WHAT IS BEING ASKED: Gather each line in the entries that includes the string "other".

MATERIAL PROVIDED:

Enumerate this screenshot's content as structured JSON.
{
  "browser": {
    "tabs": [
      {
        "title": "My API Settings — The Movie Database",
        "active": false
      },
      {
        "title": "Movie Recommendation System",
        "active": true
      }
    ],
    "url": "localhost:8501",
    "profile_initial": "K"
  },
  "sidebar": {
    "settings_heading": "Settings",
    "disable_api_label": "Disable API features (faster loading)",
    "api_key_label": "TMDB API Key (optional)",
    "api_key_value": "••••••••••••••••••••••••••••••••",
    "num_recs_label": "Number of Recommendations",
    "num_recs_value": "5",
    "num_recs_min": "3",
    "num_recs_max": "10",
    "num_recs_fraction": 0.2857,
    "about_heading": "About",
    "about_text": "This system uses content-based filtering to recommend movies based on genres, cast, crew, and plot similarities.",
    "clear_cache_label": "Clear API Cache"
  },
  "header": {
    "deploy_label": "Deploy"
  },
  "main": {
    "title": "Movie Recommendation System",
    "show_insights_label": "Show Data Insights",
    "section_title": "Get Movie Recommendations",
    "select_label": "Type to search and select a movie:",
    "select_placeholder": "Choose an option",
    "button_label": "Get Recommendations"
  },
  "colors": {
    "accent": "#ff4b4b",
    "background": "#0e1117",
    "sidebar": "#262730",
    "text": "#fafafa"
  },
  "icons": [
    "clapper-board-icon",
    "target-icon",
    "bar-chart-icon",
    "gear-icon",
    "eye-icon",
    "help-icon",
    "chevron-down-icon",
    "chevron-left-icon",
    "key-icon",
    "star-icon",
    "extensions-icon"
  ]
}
--
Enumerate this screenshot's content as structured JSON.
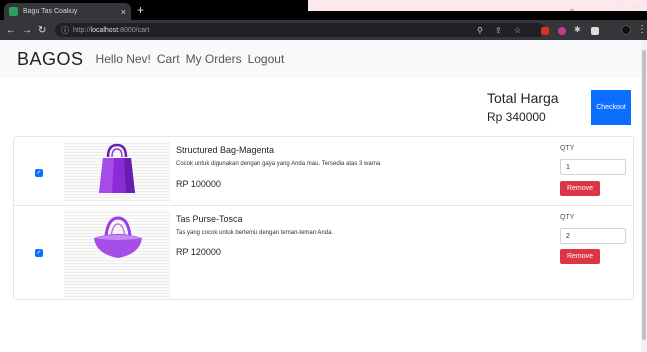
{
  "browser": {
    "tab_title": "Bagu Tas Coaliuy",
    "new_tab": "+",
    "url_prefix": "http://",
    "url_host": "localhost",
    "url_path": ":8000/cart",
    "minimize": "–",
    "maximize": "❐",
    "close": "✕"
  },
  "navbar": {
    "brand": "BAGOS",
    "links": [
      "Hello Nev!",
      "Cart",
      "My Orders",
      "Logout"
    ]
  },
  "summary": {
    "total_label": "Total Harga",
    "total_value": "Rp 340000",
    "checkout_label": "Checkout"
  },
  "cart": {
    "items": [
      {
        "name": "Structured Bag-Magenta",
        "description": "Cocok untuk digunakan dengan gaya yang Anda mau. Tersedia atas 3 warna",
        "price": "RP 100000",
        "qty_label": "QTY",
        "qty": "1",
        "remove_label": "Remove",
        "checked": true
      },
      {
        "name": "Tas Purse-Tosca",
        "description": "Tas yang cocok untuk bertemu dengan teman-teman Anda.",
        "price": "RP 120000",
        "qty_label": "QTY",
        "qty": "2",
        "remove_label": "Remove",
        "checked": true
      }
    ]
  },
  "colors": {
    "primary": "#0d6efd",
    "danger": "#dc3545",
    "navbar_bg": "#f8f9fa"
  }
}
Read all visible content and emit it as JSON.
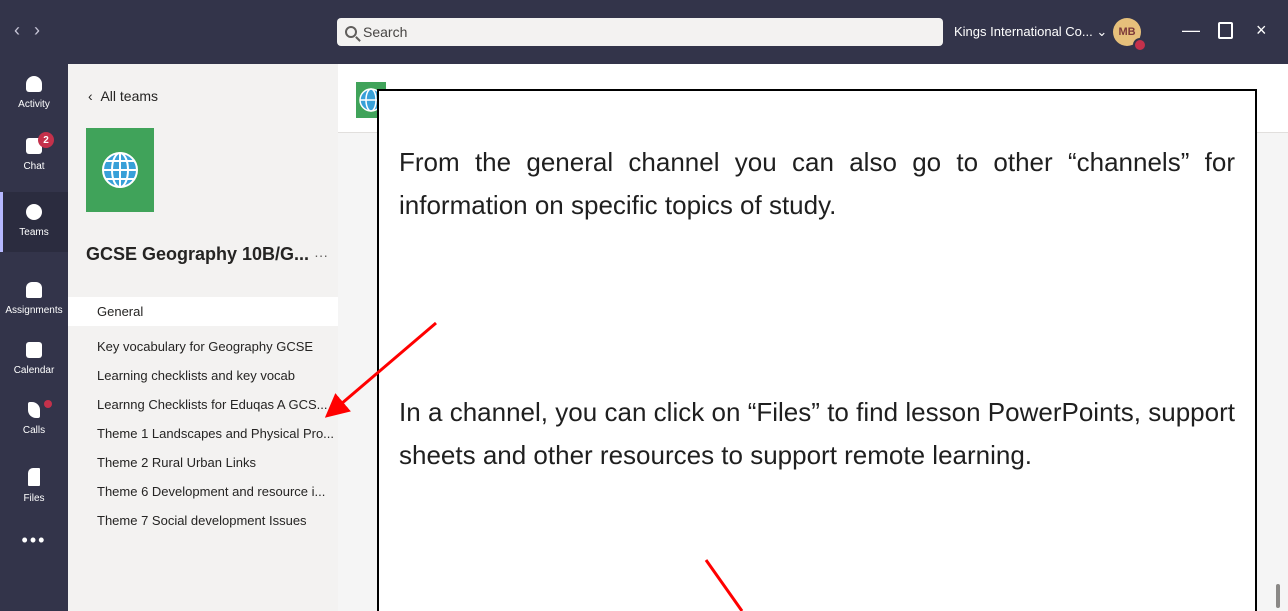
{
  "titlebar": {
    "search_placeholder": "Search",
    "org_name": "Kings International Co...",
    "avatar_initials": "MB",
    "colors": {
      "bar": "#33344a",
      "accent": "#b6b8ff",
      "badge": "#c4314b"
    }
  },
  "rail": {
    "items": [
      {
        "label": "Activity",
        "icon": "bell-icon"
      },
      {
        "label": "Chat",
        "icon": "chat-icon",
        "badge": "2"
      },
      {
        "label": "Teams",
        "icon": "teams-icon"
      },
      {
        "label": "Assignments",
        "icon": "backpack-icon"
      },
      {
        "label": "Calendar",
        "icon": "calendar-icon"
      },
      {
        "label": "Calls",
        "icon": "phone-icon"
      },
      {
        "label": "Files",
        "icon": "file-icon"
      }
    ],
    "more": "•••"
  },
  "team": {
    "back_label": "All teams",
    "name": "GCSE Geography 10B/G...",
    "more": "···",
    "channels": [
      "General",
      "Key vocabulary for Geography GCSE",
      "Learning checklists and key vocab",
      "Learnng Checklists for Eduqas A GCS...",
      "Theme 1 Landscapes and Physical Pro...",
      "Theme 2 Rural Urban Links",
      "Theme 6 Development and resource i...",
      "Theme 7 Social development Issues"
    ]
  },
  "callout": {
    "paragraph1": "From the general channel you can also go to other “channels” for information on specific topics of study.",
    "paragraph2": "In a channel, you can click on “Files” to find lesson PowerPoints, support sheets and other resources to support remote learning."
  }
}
---
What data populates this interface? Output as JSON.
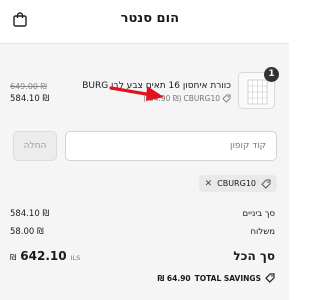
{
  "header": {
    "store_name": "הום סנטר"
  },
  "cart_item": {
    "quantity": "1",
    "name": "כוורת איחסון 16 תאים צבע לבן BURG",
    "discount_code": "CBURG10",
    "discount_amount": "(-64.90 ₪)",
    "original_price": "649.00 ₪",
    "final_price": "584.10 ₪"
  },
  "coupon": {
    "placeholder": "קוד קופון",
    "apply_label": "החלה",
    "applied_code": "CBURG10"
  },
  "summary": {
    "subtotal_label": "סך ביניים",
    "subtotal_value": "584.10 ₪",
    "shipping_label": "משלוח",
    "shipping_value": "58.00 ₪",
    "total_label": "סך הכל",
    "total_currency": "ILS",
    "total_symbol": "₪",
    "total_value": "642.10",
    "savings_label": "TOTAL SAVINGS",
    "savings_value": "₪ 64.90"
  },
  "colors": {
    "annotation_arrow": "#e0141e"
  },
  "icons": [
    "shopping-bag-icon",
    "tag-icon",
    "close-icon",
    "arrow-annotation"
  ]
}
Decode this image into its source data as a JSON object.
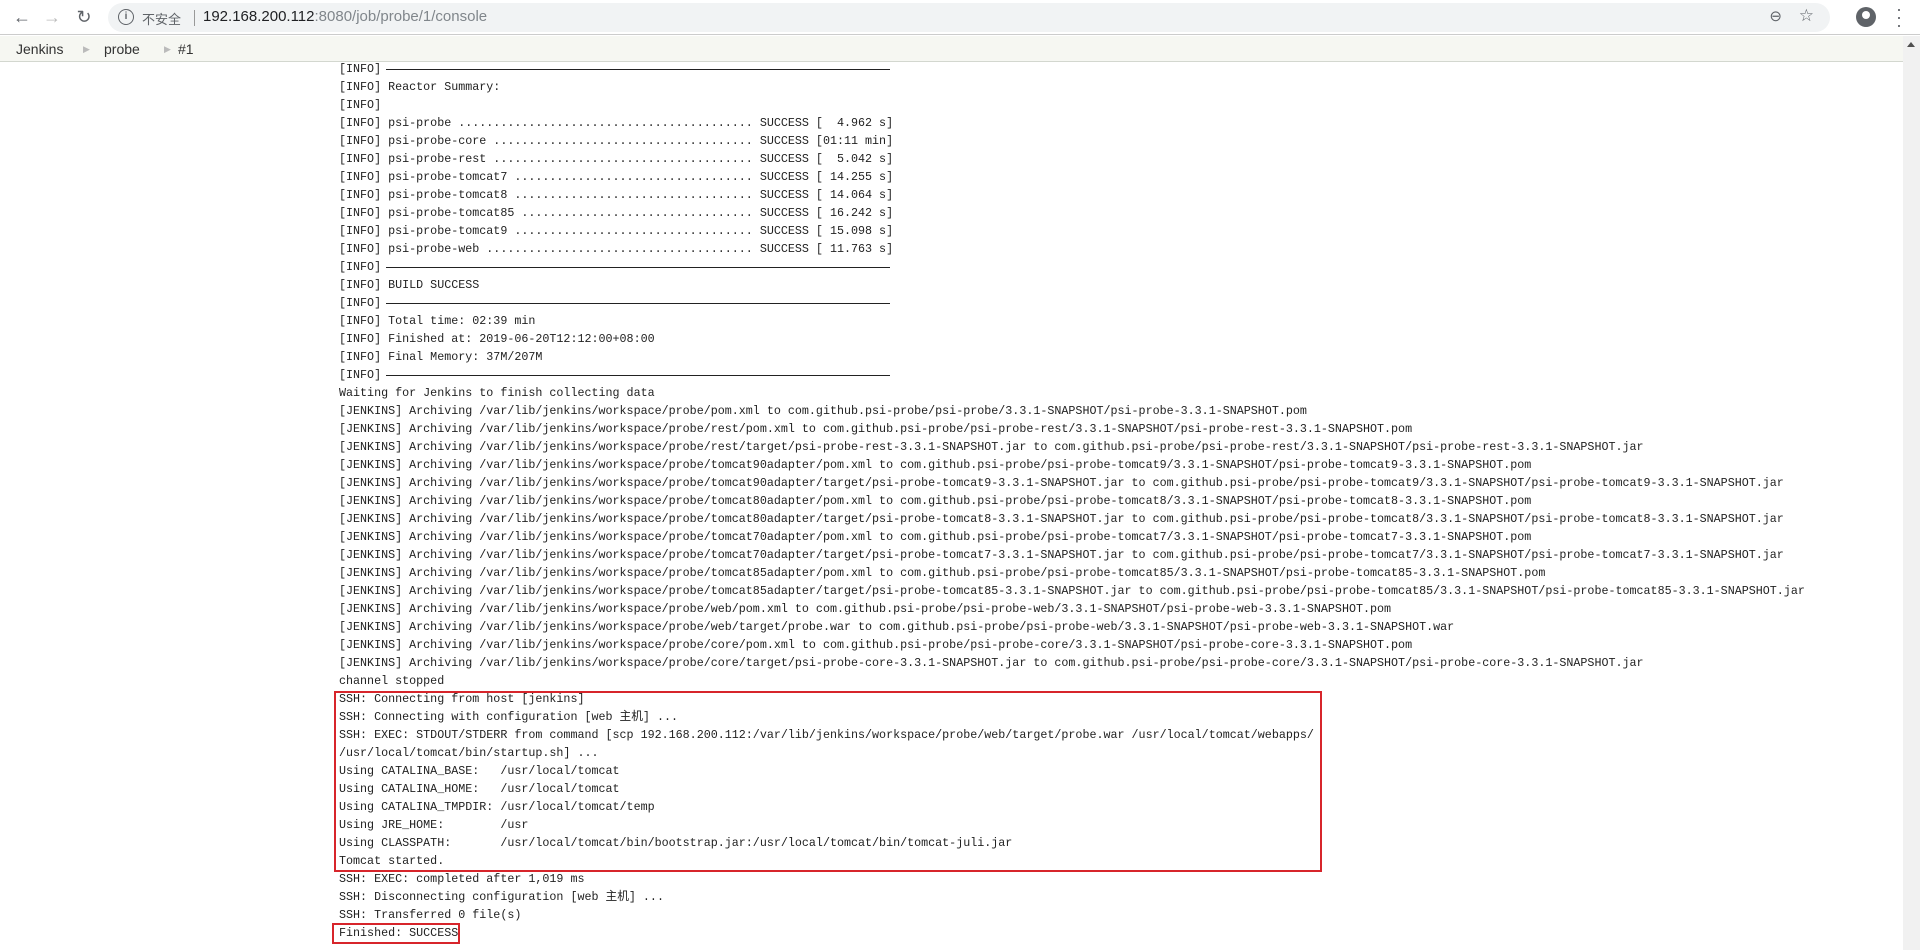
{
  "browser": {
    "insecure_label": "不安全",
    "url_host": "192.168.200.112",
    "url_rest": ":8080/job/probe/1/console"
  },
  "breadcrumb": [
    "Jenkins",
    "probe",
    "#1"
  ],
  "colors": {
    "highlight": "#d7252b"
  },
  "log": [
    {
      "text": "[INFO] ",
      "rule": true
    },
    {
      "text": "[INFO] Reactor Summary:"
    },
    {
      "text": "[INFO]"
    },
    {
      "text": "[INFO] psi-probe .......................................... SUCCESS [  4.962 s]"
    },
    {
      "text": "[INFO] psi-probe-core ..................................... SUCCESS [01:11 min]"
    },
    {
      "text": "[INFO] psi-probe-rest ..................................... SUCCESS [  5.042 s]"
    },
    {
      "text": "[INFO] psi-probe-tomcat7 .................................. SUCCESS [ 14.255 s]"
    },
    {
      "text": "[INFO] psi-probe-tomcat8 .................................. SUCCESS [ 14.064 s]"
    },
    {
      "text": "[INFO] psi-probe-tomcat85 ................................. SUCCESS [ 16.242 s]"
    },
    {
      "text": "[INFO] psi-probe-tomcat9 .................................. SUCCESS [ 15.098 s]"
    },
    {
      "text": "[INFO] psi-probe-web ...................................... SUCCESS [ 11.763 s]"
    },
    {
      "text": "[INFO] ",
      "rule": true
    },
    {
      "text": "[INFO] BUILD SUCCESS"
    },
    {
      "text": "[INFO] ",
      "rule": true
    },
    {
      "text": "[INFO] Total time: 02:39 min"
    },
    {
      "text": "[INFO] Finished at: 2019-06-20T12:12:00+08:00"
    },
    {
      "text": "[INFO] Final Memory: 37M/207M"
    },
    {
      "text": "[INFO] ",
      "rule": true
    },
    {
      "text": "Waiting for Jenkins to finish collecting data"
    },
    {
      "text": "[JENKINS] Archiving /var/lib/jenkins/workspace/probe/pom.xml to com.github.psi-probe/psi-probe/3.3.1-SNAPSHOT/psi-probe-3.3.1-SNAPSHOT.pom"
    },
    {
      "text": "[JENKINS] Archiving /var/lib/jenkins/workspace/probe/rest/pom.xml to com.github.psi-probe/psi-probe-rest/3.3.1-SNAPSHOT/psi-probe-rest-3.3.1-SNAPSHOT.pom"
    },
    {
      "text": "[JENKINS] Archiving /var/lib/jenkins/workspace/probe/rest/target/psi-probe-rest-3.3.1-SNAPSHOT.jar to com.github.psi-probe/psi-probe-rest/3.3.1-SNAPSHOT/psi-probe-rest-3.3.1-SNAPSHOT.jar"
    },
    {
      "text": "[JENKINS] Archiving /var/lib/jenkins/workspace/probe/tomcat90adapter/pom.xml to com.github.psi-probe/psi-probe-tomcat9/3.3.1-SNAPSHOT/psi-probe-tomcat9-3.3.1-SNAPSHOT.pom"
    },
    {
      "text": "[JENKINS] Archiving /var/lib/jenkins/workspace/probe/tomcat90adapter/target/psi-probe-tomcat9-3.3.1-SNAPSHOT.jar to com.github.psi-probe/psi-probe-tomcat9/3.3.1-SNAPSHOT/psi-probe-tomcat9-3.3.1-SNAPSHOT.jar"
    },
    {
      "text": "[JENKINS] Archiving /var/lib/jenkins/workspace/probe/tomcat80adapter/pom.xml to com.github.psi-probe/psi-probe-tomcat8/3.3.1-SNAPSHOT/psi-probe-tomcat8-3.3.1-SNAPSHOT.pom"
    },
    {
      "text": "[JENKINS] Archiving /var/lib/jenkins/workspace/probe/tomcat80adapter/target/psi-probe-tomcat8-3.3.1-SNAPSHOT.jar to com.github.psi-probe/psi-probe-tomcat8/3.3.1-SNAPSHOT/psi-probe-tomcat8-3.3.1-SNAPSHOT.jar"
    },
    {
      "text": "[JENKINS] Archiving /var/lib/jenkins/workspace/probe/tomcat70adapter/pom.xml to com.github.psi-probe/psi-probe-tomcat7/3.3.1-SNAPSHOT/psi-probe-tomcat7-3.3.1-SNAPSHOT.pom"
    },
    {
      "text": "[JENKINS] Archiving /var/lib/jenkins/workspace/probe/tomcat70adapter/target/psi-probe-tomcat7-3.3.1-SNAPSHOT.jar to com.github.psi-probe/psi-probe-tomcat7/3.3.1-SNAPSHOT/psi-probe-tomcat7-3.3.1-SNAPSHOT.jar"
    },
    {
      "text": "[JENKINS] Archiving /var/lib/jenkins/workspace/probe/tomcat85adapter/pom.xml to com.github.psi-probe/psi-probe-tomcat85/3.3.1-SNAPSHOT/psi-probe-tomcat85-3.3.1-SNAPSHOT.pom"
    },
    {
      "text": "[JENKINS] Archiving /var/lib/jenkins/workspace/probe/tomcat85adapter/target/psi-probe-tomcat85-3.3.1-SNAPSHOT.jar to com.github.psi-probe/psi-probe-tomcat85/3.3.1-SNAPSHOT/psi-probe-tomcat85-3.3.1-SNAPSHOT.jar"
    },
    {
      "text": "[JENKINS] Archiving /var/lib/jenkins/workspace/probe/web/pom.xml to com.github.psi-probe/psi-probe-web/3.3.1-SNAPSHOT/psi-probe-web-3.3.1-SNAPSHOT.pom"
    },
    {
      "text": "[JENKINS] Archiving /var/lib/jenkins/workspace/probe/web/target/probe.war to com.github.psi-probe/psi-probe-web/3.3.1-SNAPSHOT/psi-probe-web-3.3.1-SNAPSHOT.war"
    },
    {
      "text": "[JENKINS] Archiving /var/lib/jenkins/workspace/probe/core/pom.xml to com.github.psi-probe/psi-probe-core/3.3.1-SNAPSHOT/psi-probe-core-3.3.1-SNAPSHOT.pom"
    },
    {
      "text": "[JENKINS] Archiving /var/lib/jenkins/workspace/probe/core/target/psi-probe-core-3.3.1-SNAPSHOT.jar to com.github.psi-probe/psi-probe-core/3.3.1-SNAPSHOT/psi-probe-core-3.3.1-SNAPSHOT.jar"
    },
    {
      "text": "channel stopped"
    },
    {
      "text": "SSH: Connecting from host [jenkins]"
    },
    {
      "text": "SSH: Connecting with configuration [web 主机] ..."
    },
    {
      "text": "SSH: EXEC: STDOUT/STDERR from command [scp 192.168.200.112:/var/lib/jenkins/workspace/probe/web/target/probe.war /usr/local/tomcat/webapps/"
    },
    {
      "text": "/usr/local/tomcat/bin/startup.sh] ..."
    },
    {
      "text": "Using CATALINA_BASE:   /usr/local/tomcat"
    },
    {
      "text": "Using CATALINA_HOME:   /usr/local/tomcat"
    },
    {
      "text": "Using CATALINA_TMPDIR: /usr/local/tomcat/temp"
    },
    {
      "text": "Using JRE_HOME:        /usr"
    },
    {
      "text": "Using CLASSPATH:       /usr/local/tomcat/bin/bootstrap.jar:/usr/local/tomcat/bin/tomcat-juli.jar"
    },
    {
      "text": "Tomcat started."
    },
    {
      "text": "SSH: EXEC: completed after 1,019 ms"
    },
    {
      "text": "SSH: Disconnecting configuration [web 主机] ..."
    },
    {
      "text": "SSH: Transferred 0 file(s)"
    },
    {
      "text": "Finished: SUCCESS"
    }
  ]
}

WORKED ANSWER:
    "paragraph1": "From the general channel you can also go to other “channels” for information on specific topics of study.",
    "paragraph2": "In a channel, you can click on “Files” to find lesson PowerPoints, support sheets and other resources to support remote learning."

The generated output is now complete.